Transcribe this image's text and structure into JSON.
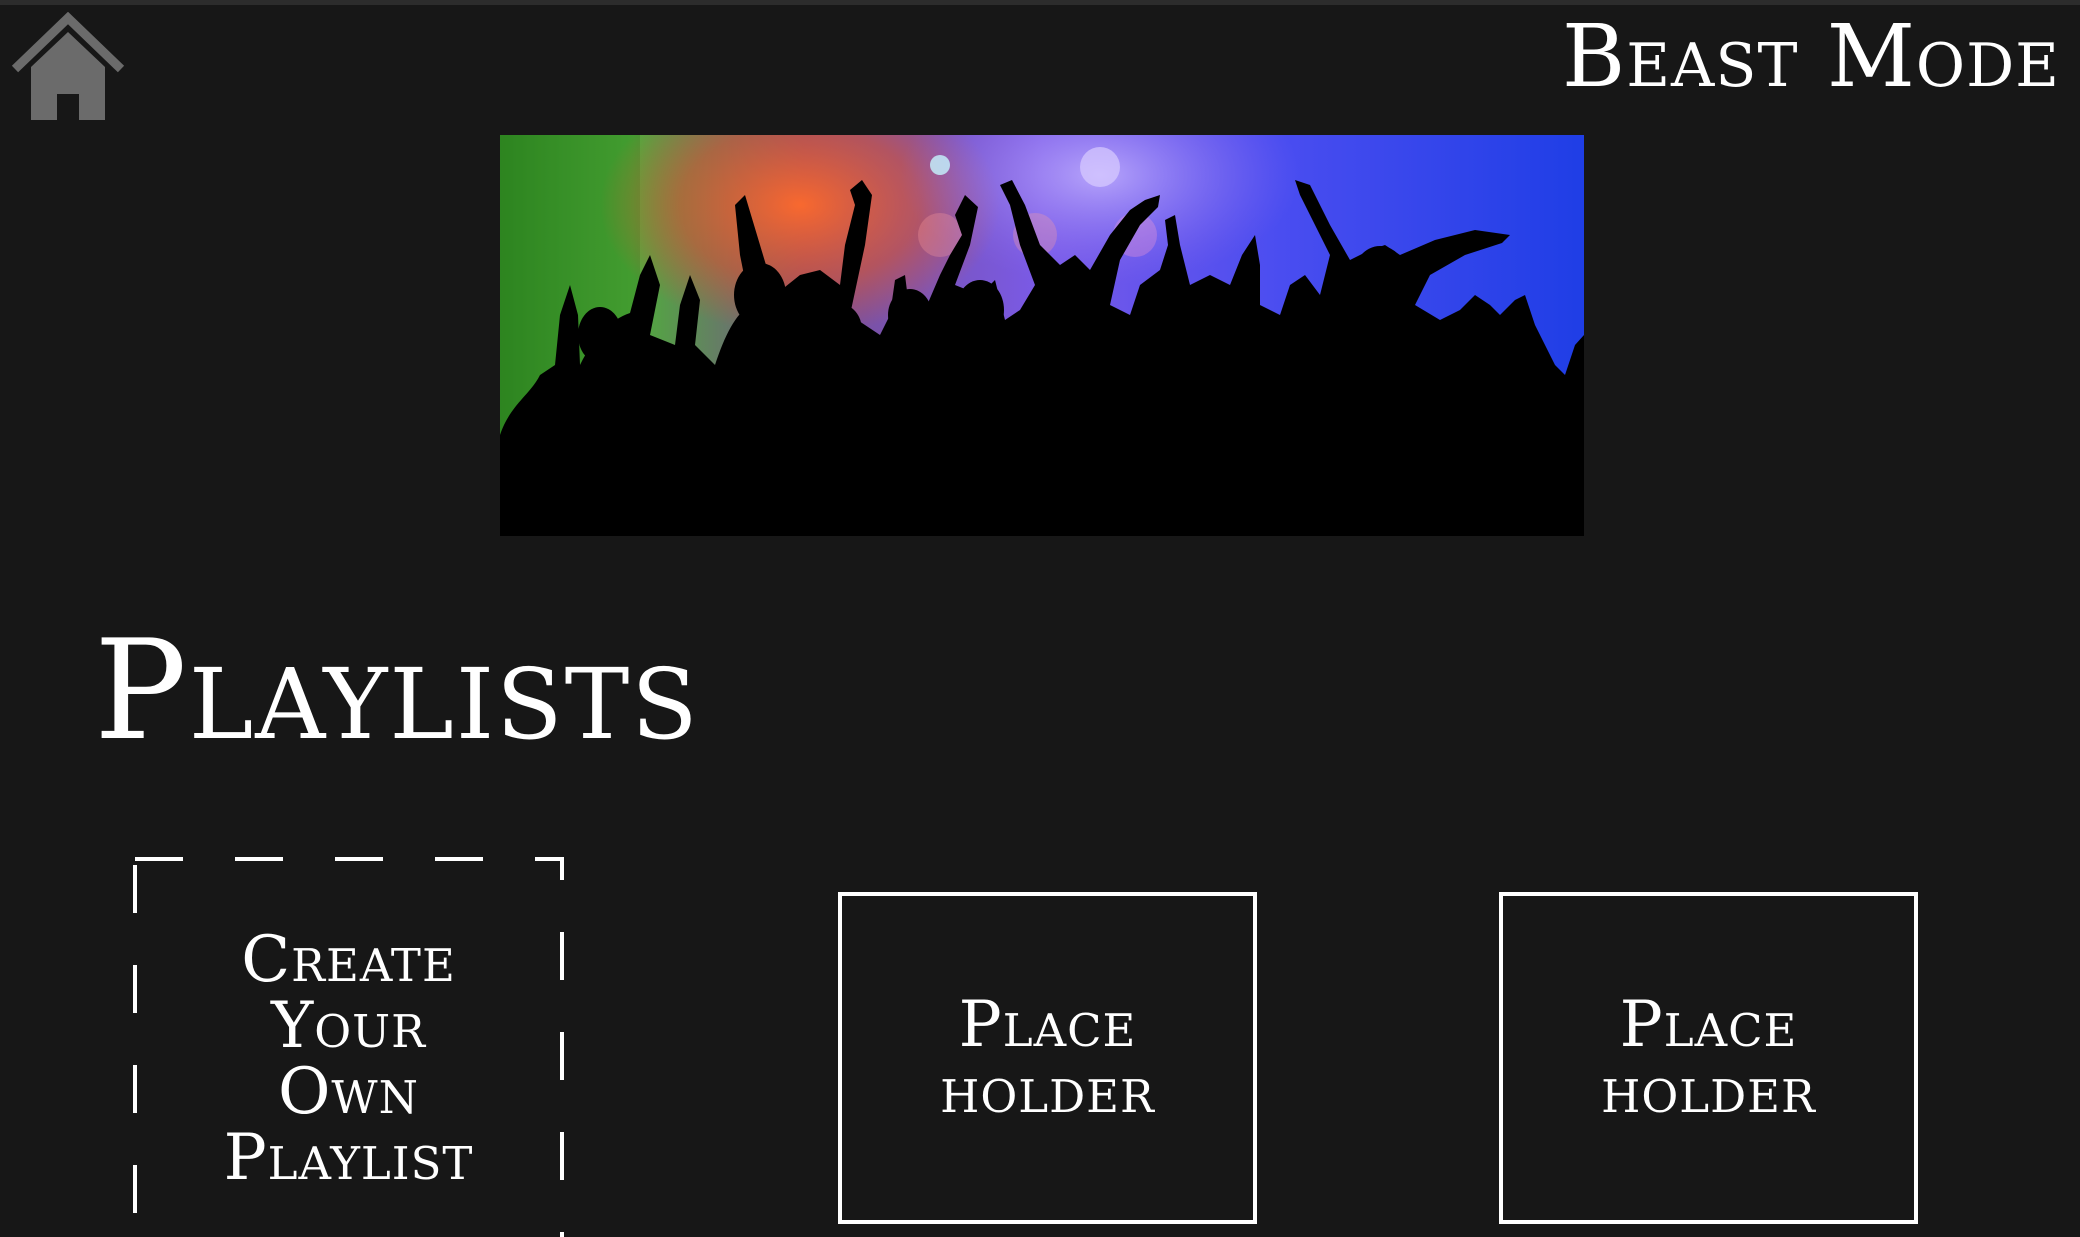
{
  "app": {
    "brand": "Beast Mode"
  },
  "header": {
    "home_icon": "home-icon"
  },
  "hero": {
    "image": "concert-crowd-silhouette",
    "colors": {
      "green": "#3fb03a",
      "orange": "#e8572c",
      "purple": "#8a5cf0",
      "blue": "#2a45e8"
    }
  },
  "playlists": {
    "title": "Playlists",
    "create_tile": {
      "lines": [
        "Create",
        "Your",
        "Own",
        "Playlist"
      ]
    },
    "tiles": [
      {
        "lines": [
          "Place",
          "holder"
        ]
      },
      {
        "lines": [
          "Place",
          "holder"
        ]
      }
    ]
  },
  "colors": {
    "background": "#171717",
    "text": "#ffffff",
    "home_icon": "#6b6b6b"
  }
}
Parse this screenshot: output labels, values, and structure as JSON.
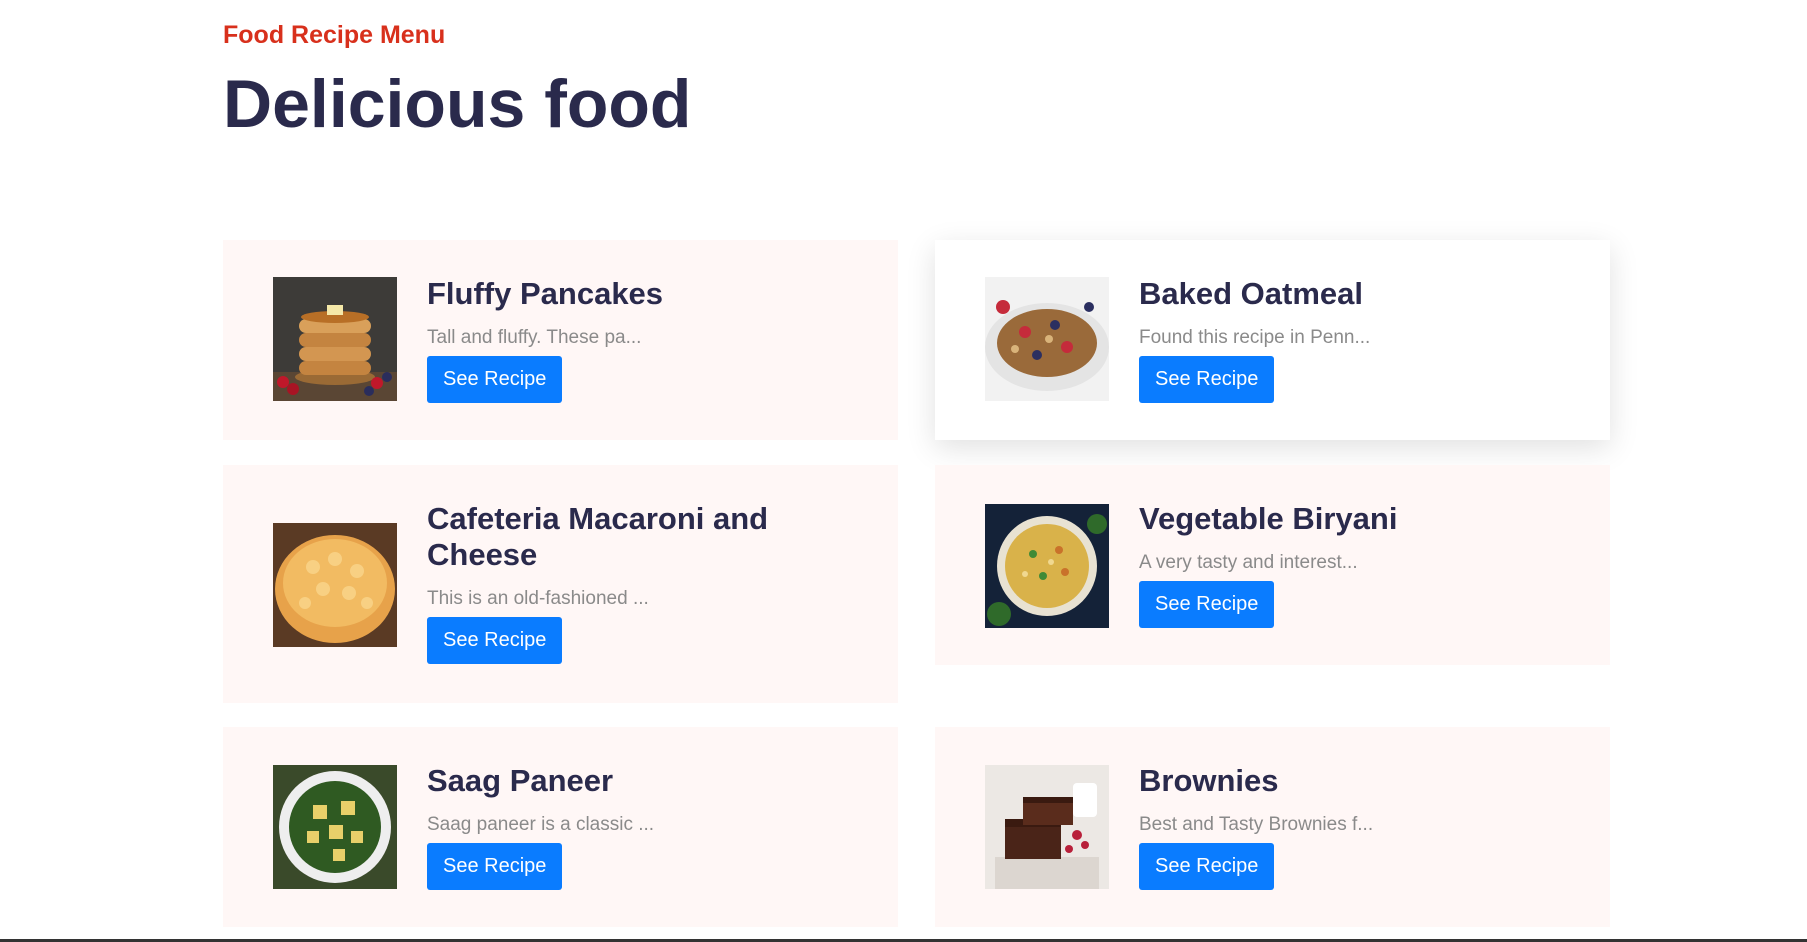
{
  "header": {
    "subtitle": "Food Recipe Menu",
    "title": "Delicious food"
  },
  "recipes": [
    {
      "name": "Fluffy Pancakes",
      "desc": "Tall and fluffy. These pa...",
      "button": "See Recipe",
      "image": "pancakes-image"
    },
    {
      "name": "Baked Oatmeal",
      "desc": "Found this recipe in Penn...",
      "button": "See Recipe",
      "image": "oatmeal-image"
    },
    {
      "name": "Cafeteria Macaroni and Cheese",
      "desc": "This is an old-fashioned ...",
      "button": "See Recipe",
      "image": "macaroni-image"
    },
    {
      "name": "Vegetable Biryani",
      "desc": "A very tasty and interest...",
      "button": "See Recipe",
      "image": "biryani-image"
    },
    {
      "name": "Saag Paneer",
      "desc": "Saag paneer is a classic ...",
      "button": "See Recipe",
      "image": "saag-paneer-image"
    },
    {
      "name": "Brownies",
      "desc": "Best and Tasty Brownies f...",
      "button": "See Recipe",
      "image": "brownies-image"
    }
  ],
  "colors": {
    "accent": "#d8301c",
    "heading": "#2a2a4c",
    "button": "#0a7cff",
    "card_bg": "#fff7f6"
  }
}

—————

= Goal =
Report how many lines of the records above contain the word "JSON", and give only that number.

= Answer below =
2